● Aim of the task: Pick out the lines below that include the string "plus".

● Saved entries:

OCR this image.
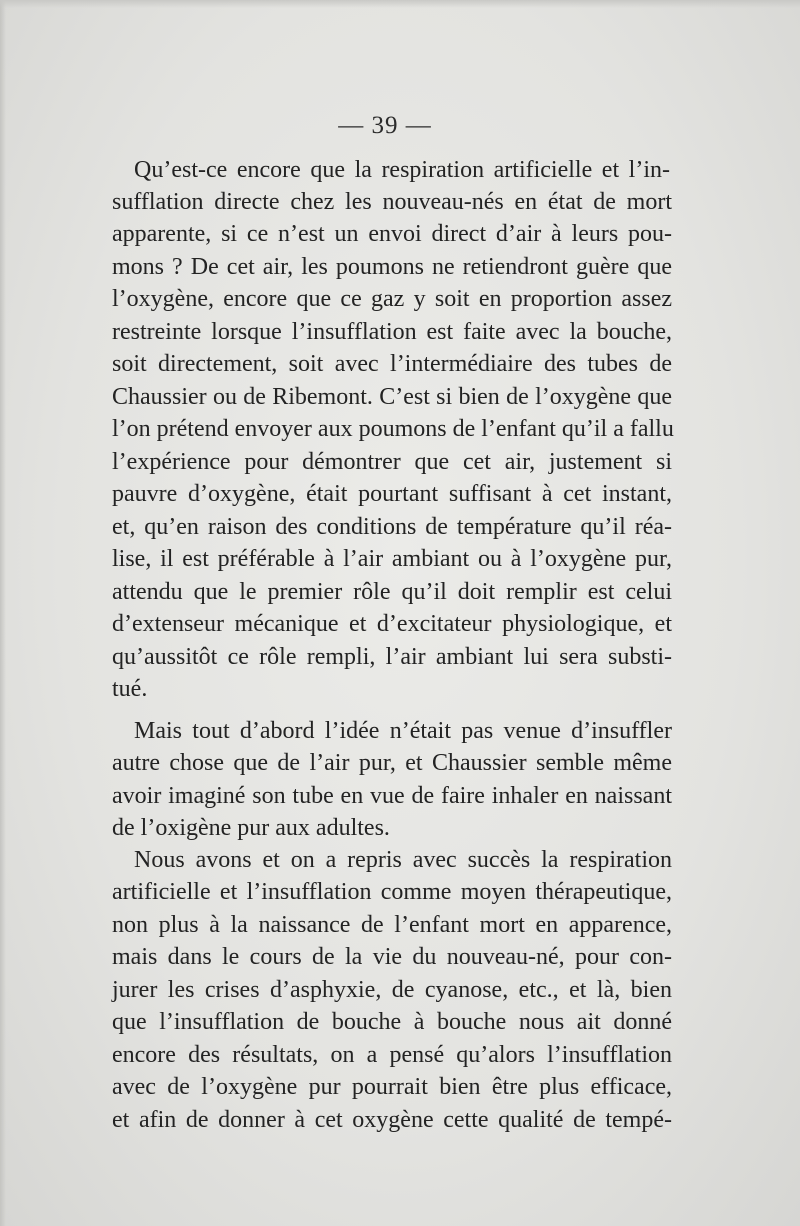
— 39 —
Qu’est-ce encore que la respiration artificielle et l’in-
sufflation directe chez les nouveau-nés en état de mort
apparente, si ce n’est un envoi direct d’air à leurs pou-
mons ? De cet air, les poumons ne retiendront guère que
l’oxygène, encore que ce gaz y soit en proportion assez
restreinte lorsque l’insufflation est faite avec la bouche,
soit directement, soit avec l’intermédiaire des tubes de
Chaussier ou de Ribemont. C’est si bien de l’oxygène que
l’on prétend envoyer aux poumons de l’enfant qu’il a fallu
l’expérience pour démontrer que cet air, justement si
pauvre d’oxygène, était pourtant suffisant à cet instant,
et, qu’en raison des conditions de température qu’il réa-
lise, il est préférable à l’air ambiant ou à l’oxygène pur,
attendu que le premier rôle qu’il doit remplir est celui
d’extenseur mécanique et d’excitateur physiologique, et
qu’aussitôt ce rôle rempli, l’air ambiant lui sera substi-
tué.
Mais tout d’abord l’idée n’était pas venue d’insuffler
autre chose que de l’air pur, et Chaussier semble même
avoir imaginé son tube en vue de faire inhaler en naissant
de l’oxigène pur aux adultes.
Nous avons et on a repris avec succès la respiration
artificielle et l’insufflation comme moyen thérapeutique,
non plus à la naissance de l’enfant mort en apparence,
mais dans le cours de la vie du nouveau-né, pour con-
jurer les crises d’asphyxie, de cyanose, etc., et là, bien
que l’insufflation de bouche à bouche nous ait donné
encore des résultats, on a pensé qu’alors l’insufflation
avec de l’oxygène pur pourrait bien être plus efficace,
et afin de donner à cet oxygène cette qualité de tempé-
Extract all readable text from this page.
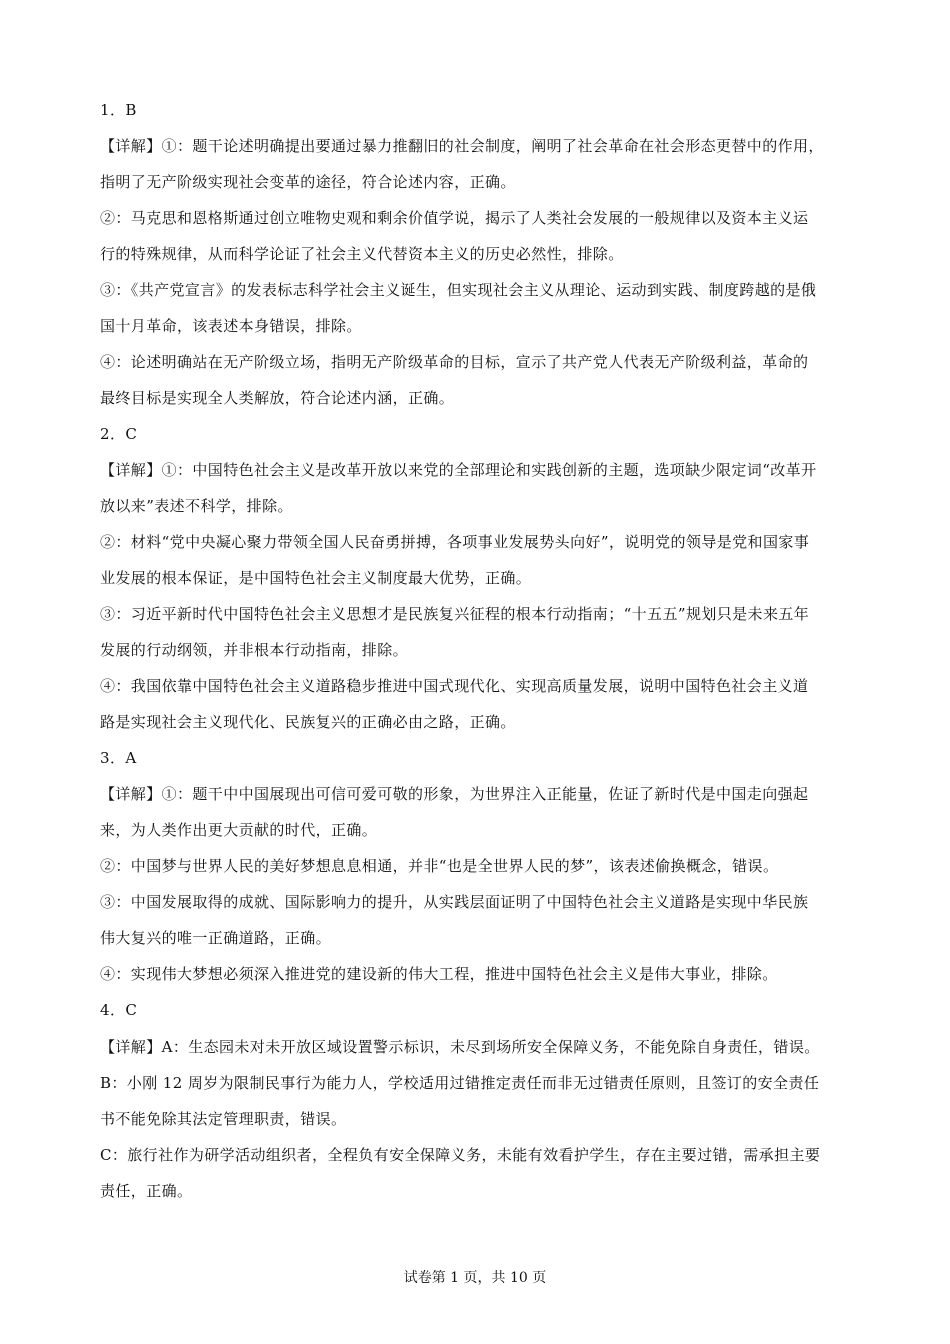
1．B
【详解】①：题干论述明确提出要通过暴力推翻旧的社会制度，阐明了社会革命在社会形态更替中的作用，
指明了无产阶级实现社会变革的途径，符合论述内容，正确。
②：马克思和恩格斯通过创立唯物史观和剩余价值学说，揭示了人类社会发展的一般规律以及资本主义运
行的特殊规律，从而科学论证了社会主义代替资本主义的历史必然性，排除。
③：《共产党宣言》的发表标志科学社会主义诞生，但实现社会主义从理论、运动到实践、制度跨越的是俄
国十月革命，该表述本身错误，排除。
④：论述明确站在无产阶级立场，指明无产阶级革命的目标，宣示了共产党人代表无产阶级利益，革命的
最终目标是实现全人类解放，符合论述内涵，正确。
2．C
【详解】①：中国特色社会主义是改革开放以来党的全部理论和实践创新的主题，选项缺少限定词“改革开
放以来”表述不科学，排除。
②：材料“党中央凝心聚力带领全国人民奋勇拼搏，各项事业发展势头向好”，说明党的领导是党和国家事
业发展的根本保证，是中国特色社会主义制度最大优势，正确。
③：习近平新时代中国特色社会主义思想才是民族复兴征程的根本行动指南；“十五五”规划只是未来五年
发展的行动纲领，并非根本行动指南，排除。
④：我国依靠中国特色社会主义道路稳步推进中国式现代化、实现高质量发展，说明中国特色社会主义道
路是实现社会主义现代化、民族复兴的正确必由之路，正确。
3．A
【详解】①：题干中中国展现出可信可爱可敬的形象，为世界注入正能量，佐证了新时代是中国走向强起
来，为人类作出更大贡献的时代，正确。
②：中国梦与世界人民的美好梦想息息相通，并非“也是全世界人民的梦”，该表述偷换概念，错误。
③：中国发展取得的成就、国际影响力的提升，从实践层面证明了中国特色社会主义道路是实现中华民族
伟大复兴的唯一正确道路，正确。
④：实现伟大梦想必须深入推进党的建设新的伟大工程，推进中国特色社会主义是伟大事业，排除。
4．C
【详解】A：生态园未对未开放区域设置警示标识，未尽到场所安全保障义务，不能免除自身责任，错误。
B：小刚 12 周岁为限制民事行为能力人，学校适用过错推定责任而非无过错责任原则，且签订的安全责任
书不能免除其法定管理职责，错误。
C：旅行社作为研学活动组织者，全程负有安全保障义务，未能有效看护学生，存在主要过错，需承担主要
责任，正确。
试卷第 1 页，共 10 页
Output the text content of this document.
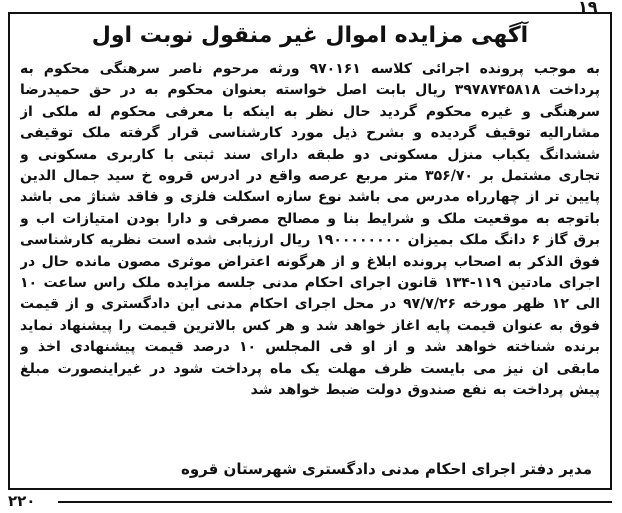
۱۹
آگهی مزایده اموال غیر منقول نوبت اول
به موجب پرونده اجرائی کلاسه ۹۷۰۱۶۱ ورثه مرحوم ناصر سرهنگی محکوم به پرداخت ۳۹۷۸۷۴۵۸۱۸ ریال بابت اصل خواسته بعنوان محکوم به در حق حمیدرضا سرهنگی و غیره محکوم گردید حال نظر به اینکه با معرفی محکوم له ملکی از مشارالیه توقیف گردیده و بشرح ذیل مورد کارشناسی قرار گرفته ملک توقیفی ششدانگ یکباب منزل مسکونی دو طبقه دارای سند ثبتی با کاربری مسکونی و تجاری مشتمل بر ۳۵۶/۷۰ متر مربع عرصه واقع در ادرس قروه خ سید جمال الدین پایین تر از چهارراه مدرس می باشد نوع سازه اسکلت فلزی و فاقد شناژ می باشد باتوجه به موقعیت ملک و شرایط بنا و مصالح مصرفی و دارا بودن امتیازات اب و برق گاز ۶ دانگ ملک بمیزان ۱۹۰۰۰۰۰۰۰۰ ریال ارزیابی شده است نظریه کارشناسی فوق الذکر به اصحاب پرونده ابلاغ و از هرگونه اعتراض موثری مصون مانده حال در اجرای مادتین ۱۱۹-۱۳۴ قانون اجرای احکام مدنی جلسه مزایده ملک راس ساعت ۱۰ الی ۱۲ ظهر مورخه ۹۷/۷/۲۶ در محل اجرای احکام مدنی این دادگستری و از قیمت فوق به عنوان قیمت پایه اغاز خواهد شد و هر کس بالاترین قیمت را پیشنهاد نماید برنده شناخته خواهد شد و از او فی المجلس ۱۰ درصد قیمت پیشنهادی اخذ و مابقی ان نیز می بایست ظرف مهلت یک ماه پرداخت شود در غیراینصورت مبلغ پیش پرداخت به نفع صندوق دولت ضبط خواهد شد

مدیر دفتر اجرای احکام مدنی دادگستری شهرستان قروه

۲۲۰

* * *

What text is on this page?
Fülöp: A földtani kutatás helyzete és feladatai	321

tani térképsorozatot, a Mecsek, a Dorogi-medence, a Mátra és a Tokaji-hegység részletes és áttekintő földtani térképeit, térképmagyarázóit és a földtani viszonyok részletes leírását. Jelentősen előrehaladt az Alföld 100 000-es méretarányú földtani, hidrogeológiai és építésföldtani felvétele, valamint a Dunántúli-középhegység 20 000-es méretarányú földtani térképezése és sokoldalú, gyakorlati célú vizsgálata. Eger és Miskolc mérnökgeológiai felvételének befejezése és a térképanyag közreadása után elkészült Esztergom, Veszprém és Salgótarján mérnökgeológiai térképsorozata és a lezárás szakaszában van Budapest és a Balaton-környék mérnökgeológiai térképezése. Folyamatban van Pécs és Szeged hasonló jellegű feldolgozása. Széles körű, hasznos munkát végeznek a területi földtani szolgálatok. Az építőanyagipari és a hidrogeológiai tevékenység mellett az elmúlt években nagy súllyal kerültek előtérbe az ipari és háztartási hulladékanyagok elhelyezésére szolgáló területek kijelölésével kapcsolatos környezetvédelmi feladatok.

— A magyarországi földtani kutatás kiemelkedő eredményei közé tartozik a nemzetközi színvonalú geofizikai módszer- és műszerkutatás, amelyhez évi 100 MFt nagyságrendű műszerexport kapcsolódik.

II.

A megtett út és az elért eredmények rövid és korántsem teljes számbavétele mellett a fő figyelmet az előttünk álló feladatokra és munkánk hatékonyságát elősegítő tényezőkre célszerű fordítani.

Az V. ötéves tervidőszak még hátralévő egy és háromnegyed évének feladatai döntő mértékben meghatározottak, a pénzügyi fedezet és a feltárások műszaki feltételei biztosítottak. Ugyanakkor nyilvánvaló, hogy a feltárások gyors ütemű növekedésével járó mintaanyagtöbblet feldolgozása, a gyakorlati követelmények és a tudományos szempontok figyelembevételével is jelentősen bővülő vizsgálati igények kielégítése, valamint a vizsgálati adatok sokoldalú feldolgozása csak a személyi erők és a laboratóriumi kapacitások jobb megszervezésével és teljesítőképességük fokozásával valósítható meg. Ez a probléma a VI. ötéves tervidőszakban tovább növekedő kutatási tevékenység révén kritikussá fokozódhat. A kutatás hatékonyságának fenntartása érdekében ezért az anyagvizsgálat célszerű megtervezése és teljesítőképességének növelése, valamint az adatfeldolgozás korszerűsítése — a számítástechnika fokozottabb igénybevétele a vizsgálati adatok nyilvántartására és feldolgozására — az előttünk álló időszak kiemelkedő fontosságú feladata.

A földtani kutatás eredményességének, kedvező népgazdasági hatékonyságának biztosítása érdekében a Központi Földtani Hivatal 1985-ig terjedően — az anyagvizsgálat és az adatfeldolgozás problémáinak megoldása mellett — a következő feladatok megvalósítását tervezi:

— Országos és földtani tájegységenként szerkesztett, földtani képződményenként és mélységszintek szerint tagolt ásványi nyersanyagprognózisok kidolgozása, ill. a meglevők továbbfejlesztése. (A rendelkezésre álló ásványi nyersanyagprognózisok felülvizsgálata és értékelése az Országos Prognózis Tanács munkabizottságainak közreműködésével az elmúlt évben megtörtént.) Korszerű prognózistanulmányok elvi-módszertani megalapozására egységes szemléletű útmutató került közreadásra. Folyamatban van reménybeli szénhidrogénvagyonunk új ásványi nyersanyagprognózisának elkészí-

...

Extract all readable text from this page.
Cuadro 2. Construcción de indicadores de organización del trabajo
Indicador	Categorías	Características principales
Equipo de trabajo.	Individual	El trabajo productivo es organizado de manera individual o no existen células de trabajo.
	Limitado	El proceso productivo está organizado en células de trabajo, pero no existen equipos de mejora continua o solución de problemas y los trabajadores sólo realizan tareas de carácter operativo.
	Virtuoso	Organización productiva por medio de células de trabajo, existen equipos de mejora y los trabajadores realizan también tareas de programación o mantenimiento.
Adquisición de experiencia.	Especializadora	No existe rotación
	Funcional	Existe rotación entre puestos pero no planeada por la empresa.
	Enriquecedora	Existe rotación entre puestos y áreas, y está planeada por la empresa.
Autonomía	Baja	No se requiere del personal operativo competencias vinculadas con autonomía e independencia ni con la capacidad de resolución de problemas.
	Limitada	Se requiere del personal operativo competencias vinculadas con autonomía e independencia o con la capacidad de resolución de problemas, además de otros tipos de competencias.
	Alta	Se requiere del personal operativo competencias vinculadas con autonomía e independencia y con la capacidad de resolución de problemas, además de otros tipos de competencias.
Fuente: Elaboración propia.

● Output for this exercise:
non plus à la naissance de l’enfant mort en apparence,
avec de l’oxygène pur pourrait bien être plus efficace,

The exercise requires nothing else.